To be done
Can you restate the records below word for word?

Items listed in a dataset

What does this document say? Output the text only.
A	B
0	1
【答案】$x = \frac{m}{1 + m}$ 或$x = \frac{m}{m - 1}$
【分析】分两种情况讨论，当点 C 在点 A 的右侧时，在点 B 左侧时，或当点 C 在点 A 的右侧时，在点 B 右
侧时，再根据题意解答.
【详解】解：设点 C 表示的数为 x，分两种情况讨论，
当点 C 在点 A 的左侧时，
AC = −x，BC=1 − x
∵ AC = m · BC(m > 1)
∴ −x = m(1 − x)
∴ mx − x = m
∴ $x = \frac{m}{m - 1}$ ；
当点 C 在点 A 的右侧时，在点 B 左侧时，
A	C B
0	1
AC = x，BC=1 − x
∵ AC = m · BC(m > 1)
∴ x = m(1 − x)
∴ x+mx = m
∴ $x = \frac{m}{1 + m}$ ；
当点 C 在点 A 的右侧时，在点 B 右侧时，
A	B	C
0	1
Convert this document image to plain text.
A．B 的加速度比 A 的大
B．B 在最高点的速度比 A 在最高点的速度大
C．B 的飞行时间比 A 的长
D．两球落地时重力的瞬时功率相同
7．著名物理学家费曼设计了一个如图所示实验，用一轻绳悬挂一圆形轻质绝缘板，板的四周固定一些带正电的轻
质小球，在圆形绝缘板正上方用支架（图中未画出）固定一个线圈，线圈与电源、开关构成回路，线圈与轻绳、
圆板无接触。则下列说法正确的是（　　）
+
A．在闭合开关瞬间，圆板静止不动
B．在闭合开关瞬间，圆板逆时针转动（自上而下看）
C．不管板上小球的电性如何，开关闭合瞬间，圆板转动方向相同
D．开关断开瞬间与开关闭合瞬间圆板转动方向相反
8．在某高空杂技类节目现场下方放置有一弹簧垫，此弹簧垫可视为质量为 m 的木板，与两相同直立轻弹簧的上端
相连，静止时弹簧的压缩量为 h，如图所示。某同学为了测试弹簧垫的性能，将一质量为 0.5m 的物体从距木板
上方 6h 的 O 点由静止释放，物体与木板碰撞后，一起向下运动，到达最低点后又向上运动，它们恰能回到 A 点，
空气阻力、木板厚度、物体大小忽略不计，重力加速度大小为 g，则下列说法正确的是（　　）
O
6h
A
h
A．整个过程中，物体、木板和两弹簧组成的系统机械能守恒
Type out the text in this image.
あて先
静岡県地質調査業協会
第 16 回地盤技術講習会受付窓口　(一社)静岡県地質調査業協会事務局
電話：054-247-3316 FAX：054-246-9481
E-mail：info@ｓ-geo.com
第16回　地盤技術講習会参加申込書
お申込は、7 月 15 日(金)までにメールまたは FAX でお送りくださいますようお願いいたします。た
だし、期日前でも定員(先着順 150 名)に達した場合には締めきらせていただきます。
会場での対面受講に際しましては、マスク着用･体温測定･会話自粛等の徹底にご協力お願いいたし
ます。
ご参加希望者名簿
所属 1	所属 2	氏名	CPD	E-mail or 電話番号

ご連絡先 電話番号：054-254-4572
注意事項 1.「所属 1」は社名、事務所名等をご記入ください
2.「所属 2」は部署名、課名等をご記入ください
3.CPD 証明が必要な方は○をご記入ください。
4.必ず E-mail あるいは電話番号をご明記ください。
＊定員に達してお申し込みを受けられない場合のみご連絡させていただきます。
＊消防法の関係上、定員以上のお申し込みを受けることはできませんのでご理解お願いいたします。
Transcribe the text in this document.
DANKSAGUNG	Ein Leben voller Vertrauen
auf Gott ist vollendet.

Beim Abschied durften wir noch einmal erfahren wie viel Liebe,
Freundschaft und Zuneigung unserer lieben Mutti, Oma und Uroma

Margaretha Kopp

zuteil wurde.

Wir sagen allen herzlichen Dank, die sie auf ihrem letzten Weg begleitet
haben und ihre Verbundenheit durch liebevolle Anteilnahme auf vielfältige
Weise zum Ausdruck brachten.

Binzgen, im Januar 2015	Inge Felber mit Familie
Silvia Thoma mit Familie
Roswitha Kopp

Exercise output
What does this document say? Output the text only.
A	B
0	1
【答案】$x = \frac{m}{1 + m}$ 或$x = \frac{m}{m - 1}$
【分析】分两种情况讨论，当点 C 在点 A 的右侧时，在点 B 左侧时，或当点 C 在点 A 的右侧时，在点 B 右
侧时，再根据题意解答.
【详解】解：设点 C 表示的数为 x，分两种情况讨论，
当点 C 在点 A 的左侧时，
AC = −x，BC=1 − x
∵ AC = m · BC(m > 1)
∴ −x = m(1 − x)
∴ mx − x = m
∴ $x = \frac{m}{m - 1}$ ；
当点 C 在点 A 的右侧时，在点 B 左侧时，
A	C B
0	1
AC = x，BC=1 − x
∵ AC = m · BC(m > 1)
∴ x = m(1 − x)
∴ x+mx = m
∴ $x = \frac{m}{1 + m}$ ；
当点 C 在点 A 的右侧时，在点 B 右侧时，
A	B	C
0	1
Convert this document image to plain text.
A．B 的加速度比 A 的大
B．B 在最高点的速度比 A 在最高点的速度大
C．B 的飞行时间比 A 的长
D．两球落地时重力的瞬时功率相同
7．著名物理学家费曼设计了一个如图所示实验，用一轻绳悬挂一圆形轻质绝缘板，板的四周固定一些带正电的轻
质小球，在圆形绝缘板正上方用支架（图中未画出）固定一个线圈，线圈与电源、开关构成回路，线圈与轻绳、
圆板无接触。则下列说法正确的是（　　）
+
A．在闭合开关瞬间，圆板静止不动
B．在闭合开关瞬间，圆板逆时针转动（自上而下看）
C．不管板上小球的电性如何，开关闭合瞬间，圆板转动方向相同
D．开关断开瞬间与开关闭合瞬间圆板转动方向相反
8．在某高空杂技类节目现场下方放置有一弹簧垫，此弹簧垫可视为质量为 m 的木板，与两相同直立轻弹簧的上端
相连，静止时弹簧的压缩量为 h，如图所示。某同学为了测试弹簧垫的性能，将一质量为 0.5m 的物体从距木板
上方 6h 的 O 点由静止释放，物体与木板碰撞后，一起向下运动，到达最低点后又向上运动，它们恰能回到 A 点，
空气阻力、木板厚度、物体大小忽略不计，重力加速度大小为 g，则下列说法正确的是（　　）
O
6h
A
h
A．整个过程中，物体、木板和两弹簧组成的系统机械能守恒
Type out the text in this image.
あて先
静岡県地質調査業協会
第 16 回地盤技術講習会受付窓口　(一社)静岡県地質調査業協会事務局
電話：054-247-3316 FAX：054-246-9481
E-mail：info@ｓ-geo.com
第16回　地盤技術講習会参加申込書
お申込は、7 月 15 日(金)までにメールまたは FAX でお送りくださいますようお願いいたします。た
だし、期日前でも定員(先着順 150 名)に達した場合には締めきらせていただきます。
会場での対面受講に際しましては、マスク着用･体温測定･会話自粛等の徹底にご協力お願いいたし
ます。
ご参加希望者名簿
所属 1	所属 2	氏名	CPD	E-mail or 電話番号

ご連絡先 電話番号：054-254-4572
注意事項 1.「所属 1」は社名、事務所名等をご記入ください
2.「所属 2」は部署名、課名等をご記入ください
3.CPD 証明が必要な方は○をご記入ください。
4.必ず E-mail あるいは電話番号をご明記ください。
＊定員に達してお申し込みを受けられない場合のみご連絡させていただきます。
＊消防法の関係上、定員以上のお申し込みを受けることはできませんのでご理解お願いいたします。
Transcribe the text in this document.
DANKSAGUNG	Ein Leben voller Vertrauen
auf Gott ist vollendet.

Beim Abschied durften wir noch einmal erfahren wie viel Liebe,
Freundschaft und Zuneigung unserer lieben Mutti, Oma und Uroma

Margaretha Kopp

zuteil wurde.

Wir sagen allen herzlichen Dank, die sie auf ihrem letzten Weg begleitet
haben und ihre Verbundenheit durch liebevolle Anteilnahme auf vielfältige
Weise zum Ausdruck brachten.

Binzgen, im Januar 2015	Inge Felber mit Familie
Silvia Thoma mit Familie
Roswitha Kopp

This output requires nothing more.